▶ _What needs to be done_
State only the number of lines that contain the string "śīla".

-- BEGIN Provided material --

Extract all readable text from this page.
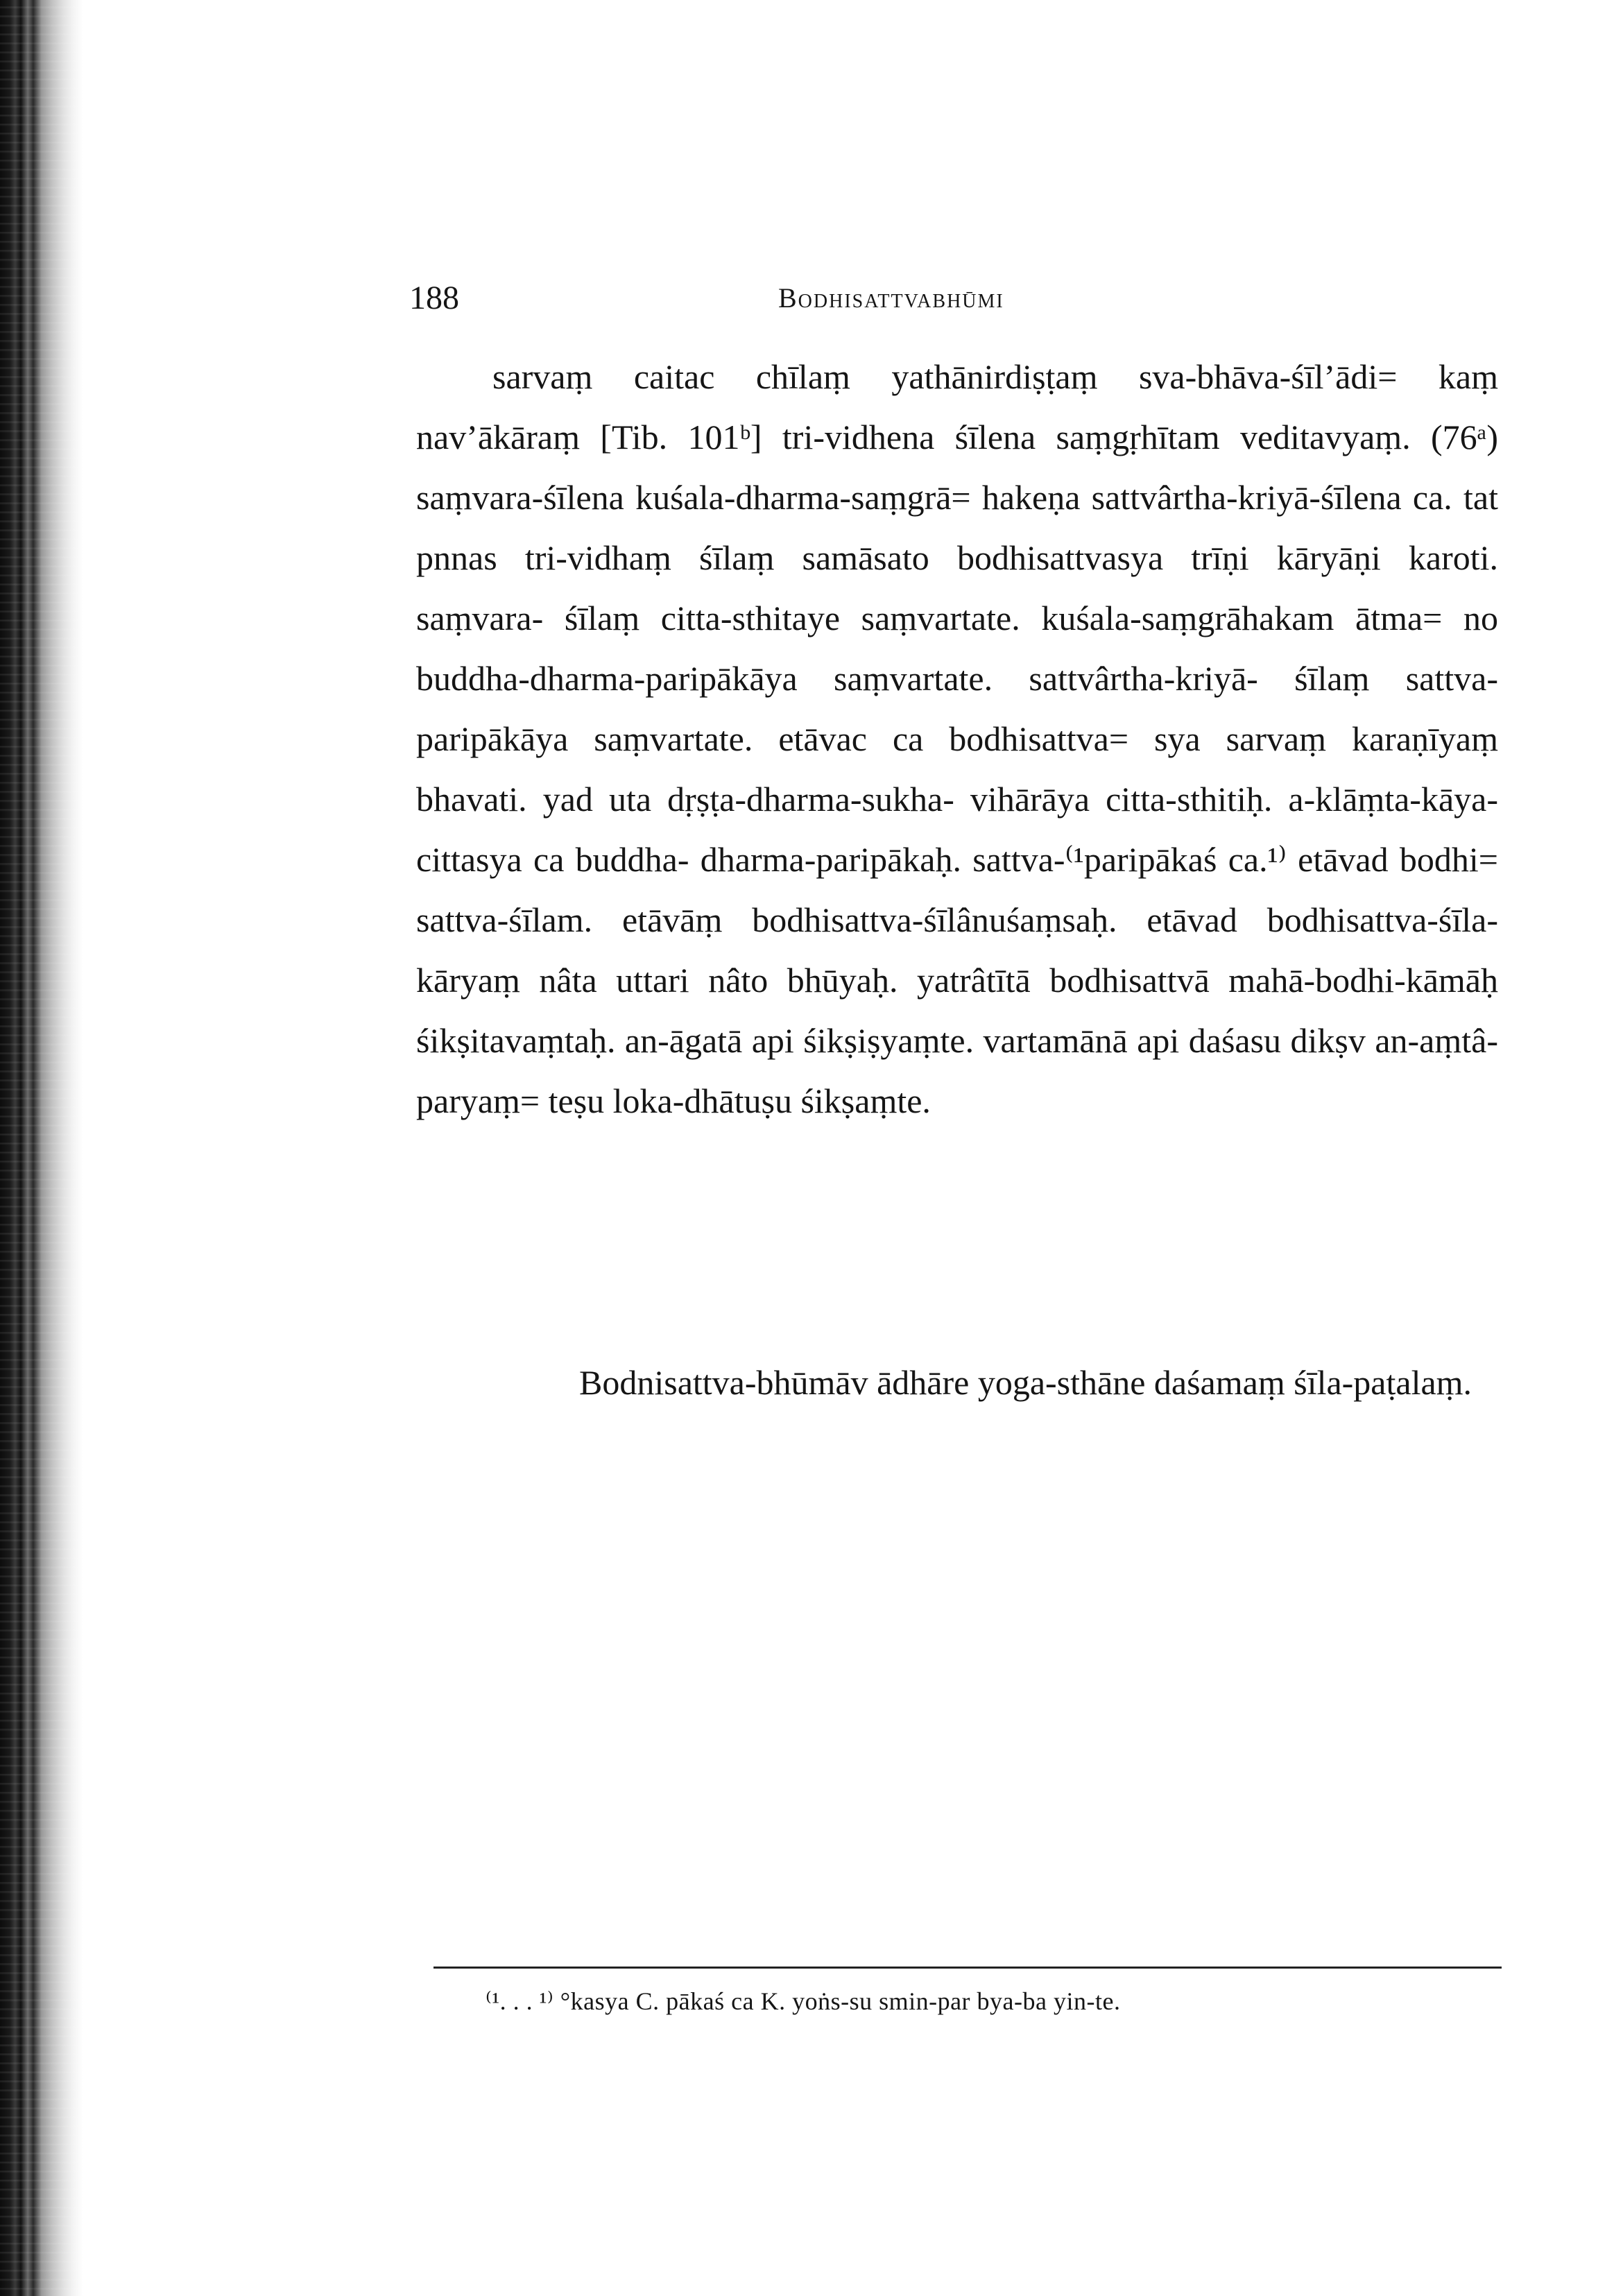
188	Bodhisattvabhūmi

sarvaṃ caitac chīlaṃ yathānirdiṣṭaṃ sva-bhāva-śīl’ādi= kaṃ nav’ākāraṃ [Tib. 101ᵇ] tri-vidhena śīlena saṃgṛhītam veditavyaṃ. (76ᵃ) saṃvara-śīlena kuśala-dharma-saṃgrā= hakeṇa sattvârtha-kriyā-śīlena ca. tat pnnas tri-vidhaṃ śīlaṃ samāsato bodhisattvasya trīṇi kāryāṇi karoti. saṃvara- śīlaṃ citta-sthitaye saṃvartate. kuśala-saṃgrāhakam ātma= no buddha-dharma-paripākāya saṃvartate. sattvârtha-kriyā- śīlaṃ sattva-paripākāya saṃvartate. etāvac ca bodhisattva= sya sarvaṃ karaṇīyaṃ bhavati. yad uta dṛṣṭa-dharma-sukha- vihārāya citta-sthitiḥ. a-klāṃta-kāya-cittasya ca buddha- dharma-paripākaḥ. sattva-⁽¹paripākaś ca.¹⁾ etāvad bodhi= sattva-śīlam. etāvāṃ bodhisattva-śīlânuśaṃsaḥ. etāvad bodhisattva-śīla-kāryaṃ nâta uttari nâto bhūyaḥ. yatrâtītā bodhisattvā mahā-bodhi-kāmāḥ śikṣitavaṃtaḥ. an-āgatā api śikṣiṣyaṃte. vartamānā api daśasu dikṣv an-aṃtâ-paryaṃ= teṣu loka-dhātuṣu śikṣaṃte.

Bodnisattva-bhūmāv ādhāre yoga-sthāne daśamaṃ śīla-paṭalaṃ.
⁽¹. . . ¹⁾ °kasya C. pākaś ca K. yoṅs-su smin-par bya-ba yin-te.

-- END Provided material --

▶ _Written answer_
2